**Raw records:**
------------------------------------------------------------
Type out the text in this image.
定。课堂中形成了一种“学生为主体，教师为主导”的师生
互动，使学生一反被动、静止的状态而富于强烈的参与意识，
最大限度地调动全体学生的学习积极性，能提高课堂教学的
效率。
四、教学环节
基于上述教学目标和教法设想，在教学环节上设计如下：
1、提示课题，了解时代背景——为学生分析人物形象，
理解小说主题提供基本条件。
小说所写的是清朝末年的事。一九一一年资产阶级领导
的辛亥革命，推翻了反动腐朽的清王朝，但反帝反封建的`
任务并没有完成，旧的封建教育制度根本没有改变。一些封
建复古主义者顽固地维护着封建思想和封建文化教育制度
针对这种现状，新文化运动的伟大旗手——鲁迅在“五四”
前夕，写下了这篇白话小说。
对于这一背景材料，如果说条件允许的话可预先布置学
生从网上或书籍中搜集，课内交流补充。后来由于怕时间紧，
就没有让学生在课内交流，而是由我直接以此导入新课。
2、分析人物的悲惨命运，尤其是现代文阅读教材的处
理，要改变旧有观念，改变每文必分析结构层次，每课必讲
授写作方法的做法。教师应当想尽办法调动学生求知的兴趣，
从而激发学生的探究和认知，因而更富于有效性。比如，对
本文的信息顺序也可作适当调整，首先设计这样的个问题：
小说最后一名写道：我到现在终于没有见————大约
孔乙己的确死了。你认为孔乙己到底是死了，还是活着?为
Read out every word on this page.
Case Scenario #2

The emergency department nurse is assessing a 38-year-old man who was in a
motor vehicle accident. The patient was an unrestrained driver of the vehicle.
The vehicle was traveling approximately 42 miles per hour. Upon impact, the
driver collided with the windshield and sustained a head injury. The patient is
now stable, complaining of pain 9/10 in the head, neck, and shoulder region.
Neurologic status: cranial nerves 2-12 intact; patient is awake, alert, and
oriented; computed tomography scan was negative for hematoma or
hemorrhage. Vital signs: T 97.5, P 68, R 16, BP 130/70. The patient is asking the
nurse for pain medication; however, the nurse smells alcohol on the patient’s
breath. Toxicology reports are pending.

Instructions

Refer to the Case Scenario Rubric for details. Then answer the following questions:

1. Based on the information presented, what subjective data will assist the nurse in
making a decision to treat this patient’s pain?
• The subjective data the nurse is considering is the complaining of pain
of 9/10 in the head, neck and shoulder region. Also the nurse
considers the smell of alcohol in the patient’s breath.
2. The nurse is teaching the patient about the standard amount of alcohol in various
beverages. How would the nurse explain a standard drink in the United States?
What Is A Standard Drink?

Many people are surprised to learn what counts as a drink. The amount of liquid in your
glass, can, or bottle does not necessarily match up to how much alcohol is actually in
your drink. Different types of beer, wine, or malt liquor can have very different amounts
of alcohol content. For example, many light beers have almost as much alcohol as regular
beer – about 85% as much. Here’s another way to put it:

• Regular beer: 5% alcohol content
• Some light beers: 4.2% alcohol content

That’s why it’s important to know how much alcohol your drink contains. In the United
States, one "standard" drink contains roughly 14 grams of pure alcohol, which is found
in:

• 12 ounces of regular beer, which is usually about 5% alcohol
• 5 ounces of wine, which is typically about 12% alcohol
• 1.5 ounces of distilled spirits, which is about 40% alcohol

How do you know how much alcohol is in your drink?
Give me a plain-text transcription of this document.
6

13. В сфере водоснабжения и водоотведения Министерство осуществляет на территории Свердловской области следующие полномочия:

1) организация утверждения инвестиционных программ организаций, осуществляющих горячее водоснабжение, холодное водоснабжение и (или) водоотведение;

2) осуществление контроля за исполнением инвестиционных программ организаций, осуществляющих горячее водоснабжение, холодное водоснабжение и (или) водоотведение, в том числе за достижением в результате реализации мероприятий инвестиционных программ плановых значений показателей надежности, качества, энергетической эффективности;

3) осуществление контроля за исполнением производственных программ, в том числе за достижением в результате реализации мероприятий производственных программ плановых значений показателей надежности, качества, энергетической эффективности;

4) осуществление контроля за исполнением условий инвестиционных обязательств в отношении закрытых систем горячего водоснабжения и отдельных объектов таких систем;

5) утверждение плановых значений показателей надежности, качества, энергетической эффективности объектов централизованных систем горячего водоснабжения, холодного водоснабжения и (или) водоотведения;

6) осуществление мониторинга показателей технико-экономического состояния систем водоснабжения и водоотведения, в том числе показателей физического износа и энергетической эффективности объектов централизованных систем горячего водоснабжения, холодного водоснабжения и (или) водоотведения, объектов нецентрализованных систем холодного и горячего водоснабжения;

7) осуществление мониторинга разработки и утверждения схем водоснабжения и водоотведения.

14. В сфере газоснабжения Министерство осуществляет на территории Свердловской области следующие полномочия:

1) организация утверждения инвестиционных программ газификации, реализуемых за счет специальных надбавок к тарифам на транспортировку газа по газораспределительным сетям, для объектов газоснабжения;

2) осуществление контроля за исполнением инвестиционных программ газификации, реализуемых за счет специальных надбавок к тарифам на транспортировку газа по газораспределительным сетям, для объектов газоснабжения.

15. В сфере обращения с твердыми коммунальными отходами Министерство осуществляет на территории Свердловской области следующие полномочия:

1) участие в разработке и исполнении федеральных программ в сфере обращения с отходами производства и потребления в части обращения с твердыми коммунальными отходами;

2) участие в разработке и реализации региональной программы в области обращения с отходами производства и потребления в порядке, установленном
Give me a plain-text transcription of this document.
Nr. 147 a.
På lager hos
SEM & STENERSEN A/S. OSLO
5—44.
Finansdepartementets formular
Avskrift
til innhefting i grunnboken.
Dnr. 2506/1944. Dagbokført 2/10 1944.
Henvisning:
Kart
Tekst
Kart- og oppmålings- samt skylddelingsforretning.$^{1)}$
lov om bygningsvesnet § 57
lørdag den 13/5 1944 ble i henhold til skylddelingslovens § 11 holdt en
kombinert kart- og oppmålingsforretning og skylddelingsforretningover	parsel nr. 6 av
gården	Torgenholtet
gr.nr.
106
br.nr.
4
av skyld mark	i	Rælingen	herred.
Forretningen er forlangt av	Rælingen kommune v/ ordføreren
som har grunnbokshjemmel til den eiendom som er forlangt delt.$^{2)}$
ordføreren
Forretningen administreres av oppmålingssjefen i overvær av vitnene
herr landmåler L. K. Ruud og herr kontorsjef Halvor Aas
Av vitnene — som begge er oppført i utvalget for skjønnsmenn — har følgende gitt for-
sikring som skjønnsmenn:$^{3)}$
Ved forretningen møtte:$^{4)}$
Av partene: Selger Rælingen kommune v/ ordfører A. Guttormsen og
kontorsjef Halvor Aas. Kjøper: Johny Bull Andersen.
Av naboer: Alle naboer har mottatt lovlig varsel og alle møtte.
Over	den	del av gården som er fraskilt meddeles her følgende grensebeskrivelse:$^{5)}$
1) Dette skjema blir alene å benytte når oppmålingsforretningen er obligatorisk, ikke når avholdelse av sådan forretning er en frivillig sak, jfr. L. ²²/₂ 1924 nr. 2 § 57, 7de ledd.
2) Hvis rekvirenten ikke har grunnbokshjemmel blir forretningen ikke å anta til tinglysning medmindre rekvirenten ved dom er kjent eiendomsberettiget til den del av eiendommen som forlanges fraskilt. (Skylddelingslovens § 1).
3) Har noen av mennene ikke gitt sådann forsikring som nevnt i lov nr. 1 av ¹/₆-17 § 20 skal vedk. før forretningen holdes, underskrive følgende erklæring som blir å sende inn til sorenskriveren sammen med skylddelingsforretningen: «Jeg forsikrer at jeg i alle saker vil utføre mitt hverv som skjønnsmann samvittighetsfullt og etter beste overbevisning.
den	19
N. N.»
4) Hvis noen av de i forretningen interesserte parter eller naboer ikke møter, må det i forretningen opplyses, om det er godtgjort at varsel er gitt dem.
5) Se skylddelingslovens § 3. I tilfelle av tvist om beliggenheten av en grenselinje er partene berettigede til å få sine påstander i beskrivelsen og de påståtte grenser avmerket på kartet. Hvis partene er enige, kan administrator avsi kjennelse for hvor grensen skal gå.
------------------------------------------------------------
Isolate the lines that hold the word "forlangt" and copy all of them.

Forretningen er forlangt av	Rælingen kommune v/ ordføreren
som har grunnbokshjemmel til den eiendom som er forlangt delt.$^{2)}$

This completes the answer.